• **ROWS**:
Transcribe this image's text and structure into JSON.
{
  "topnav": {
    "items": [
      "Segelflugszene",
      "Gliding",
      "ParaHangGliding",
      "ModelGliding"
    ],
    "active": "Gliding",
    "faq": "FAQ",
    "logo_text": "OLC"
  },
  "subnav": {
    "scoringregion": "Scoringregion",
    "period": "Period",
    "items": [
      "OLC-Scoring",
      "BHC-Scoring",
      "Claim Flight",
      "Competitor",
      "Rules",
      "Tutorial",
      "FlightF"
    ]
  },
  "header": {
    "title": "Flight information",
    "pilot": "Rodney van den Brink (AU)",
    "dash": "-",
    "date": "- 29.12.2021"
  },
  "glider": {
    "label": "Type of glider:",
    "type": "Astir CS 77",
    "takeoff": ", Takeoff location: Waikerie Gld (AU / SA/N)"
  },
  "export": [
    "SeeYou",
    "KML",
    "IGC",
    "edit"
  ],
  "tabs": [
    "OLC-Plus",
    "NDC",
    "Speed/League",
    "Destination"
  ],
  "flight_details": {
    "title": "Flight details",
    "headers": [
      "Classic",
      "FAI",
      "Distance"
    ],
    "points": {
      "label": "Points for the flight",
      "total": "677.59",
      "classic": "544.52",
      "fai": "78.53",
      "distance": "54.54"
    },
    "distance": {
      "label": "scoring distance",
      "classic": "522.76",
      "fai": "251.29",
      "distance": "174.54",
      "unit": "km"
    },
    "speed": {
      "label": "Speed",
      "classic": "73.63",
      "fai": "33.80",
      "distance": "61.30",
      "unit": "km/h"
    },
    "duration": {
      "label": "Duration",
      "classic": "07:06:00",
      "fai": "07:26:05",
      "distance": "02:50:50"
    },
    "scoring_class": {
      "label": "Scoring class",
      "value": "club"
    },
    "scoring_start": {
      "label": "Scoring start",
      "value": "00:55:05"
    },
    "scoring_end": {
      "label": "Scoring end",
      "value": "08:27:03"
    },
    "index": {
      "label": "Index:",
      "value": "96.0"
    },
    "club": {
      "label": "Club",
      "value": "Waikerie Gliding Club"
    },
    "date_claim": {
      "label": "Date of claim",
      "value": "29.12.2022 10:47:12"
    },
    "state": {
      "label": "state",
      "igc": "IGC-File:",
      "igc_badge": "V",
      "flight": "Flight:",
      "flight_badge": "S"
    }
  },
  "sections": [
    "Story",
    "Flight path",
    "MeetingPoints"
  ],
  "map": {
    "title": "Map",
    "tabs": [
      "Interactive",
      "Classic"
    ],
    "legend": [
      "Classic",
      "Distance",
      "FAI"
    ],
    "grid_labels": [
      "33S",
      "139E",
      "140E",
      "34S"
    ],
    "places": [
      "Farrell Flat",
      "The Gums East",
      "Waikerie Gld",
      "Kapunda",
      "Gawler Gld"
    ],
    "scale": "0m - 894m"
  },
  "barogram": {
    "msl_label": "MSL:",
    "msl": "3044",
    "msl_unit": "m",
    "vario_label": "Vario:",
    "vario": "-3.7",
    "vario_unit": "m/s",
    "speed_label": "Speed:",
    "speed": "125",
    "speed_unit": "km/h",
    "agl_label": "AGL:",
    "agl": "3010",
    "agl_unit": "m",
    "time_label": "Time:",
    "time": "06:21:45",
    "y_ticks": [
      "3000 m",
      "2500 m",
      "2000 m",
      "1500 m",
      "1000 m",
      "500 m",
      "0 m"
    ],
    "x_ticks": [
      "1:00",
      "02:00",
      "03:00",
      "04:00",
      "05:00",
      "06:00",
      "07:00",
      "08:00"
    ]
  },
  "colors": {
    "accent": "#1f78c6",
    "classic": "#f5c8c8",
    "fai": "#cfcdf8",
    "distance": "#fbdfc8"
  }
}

--

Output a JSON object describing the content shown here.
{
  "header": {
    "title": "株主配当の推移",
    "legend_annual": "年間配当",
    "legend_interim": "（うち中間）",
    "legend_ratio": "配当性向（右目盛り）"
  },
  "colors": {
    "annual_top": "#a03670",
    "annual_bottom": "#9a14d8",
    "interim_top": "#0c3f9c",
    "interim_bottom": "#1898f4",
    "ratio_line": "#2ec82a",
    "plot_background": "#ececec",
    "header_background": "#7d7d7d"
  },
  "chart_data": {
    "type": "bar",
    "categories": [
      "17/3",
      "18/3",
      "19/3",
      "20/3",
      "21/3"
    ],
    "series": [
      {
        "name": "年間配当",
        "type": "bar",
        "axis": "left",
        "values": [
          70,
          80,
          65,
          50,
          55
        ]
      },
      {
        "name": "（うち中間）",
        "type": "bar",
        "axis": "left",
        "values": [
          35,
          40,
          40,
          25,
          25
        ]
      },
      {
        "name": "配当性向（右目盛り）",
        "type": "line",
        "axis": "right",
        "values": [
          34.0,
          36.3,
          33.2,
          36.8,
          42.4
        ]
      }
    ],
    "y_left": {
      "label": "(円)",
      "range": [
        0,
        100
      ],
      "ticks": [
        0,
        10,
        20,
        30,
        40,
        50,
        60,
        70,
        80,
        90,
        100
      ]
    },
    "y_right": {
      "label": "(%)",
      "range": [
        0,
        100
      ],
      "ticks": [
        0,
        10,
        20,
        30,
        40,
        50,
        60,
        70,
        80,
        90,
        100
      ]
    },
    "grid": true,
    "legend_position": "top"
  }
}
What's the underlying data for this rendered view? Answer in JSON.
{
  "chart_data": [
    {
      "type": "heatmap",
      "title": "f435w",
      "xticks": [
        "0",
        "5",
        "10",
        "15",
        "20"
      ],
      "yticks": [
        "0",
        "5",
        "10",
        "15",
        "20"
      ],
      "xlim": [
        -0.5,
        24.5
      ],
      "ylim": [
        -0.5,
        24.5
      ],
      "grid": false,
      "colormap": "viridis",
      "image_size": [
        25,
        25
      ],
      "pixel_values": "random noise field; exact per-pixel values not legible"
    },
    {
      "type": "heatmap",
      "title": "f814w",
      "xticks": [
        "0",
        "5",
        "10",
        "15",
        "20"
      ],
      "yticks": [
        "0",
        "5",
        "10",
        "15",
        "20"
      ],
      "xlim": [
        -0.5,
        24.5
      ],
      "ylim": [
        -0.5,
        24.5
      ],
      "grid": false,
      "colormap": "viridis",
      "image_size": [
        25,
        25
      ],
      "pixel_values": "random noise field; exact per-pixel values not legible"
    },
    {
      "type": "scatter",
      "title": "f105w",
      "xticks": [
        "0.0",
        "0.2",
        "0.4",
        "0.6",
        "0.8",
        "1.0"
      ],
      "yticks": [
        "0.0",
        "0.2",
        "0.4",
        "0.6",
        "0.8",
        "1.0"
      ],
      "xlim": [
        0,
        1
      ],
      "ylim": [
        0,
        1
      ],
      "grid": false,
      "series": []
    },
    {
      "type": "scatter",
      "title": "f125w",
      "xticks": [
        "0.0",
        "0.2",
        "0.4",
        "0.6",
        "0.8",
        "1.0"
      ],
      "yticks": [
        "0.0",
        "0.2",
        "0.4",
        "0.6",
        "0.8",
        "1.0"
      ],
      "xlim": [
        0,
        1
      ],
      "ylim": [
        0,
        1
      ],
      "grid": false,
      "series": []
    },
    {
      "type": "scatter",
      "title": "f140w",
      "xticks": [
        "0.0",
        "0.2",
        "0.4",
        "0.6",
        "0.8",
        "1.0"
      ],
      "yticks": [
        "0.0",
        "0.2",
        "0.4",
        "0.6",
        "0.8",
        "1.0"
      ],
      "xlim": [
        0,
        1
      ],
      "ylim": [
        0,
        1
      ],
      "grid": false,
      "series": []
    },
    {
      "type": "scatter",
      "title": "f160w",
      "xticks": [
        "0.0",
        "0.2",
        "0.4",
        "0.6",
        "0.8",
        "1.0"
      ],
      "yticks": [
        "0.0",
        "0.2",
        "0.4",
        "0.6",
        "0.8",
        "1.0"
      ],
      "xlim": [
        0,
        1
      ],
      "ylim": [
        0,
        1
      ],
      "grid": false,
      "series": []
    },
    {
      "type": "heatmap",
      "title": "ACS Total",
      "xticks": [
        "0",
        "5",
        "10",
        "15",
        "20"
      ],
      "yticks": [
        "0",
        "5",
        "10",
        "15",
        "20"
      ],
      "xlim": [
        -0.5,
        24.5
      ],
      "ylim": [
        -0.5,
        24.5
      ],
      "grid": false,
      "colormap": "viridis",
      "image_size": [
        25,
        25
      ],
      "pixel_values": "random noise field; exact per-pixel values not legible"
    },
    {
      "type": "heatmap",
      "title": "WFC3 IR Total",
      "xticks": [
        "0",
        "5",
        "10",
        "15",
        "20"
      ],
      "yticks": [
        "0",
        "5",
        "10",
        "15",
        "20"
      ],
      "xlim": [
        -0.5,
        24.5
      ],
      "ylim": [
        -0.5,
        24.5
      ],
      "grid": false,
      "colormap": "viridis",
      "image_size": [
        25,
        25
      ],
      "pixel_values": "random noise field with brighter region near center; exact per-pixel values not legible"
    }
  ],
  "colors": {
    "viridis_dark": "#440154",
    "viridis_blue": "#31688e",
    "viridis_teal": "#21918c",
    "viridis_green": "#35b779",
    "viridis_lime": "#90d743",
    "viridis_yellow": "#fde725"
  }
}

• **THE TASK**: Count the lines of these entries that hold the string "this", and give only that number.

• **FINAL RESULT**: 2